• [PROBLEM REQUIREMENTS] Reproduce the listing below in full and without alteration, apart from its pictures.

Data excerpts:
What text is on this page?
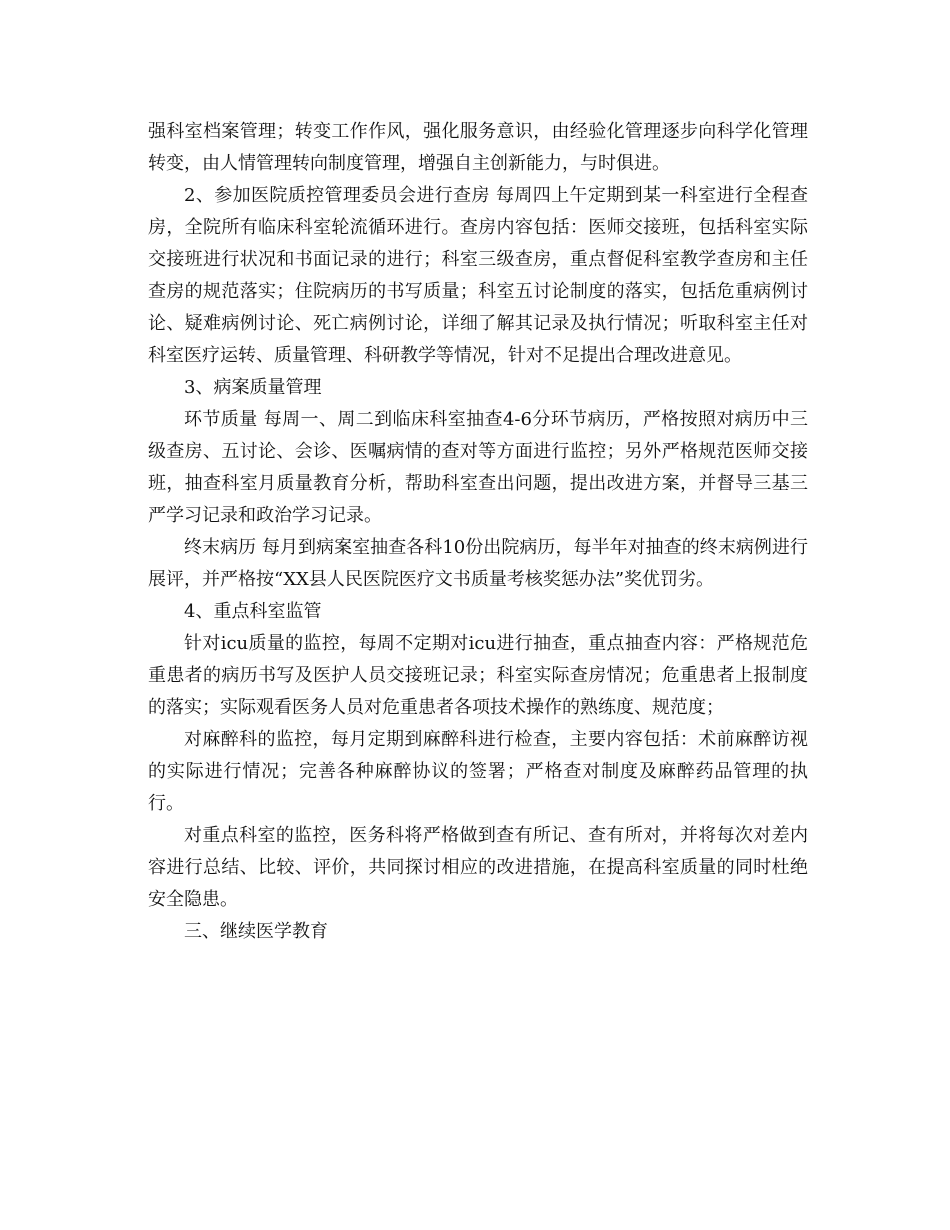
强科室档案管理；转变工作作风，强化服务意识，由经验化管理逐步向科学化管理转变，由人情管理转向制度管理，增强自主创新能力，与时俱进。

2、参加医院质控管理委员会进行查房 每周四上午定期到某一科室进行全程查房，全院所有临床科室轮流循环进行。查房内容包括：医师交接班，包括科室实际交接班进行状况和书面记录的进行；科室三级查房，重点督促科室教学查房和主任查房的规范落实；住院病历的书写质量；科室五讨论制度的落实，包括危重病例讨论、疑难病例讨论、死亡病例讨论，详细了解其记录及执行情况；听取科室主任对科室医疗运转、质量管理、科研教学等情况，针对不足提出合理改进意见。

3、病案质量管理

环节质量 每周一、周二到临床科室抽查4-6分环节病历，严格按照对病历中三级查房、五讨论、会诊、医嘱病情的查对等方面进行监控；另外严格规范医师交接班，抽查科室月质量教育分析，帮助科室查出问题，提出改进方案，并督导三基三严学习记录和政治学习记录。

终末病历 每月到病案室抽查各科10份出院病历，每半年对抽查的终末病例进行展评，并严格按“XX县人民医院医疗文书质量考核奖惩办法”奖优罚劣。

4、重点科室监管

针对icu质量的监控，每周不定期对icu进行抽查，重点抽查内容：严格规范危重患者的病历书写及医护人员交接班记录；科室实际查房情况；危重患者上报制度的落实；实际观看医务人员对危重患者各项技术操作的熟练度、规范度；

对麻醉科的监控，每月定期到麻醉科进行检查，主要内容包括：术前麻醉访视的实际进行情况；完善各种麻醉协议的签署；严格查对制度及麻醉药品管理的执行。

对重点科室的监控，医务科将严格做到查有所记、查有所对，并将每次对差内容进行总结、比较、评价，共同探讨相应的改进措施，在提高科室质量的同时杜绝安全隐患。

三、继续医学教育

• [THE RESULT]
What text is on this page?
强科室档案管理；转变工作作风，强化服务意识，由经验化管理逐步向科学化管理转变，由人情管理转向制度管理，增强自主创新能力，与时俱进。

2、参加医院质控管理委员会进行查房 每周四上午定期到某一科室进行全程查房，全院所有临床科室轮流循环进行。查房内容包括：医师交接班，包括科室实际交接班进行状况和书面记录的进行；科室三级查房，重点督促科室教学查房和主任查房的规范落实；住院病历的书写质量；科室五讨论制度的落实，包括危重病例讨论、疑难病例讨论、死亡病例讨论，详细了解其记录及执行情况；听取科室主任对科室医疗运转、质量管理、科研教学等情况，针对不足提出合理改进意见。

3、病案质量管理

环节质量 每周一、周二到临床科室抽查4-6分环节病历，严格按照对病历中三级查房、五讨论、会诊、医嘱病情的查对等方面进行监控；另外严格规范医师交接班，抽查科室月质量教育分析，帮助科室查出问题，提出改进方案，并督导三基三严学习记录和政治学习记录。

终末病历 每月到病案室抽查各科10份出院病历，每半年对抽查的终末病例进行展评，并严格按“XX县人民医院医疗文书质量考核奖惩办法”奖优罚劣。

4、重点科室监管

针对icu质量的监控，每周不定期对icu进行抽查，重点抽查内容：严格规范危重患者的病历书写及医护人员交接班记录；科室实际查房情况；危重患者上报制度的落实；实际观看医务人员对危重患者各项技术操作的熟练度、规范度；

对麻醉科的监控，每月定期到麻醉科进行检查，主要内容包括：术前麻醉访视的实际进行情况；完善各种麻醉协议的签署；严格查对制度及麻醉药品管理的执行。

对重点科室的监控，医务科将严格做到查有所记、查有所对，并将每次对差内容进行总结、比较、评价，共同探讨相应的改进措施，在提高科室质量的同时杜绝安全隐患。

三、继续医学教育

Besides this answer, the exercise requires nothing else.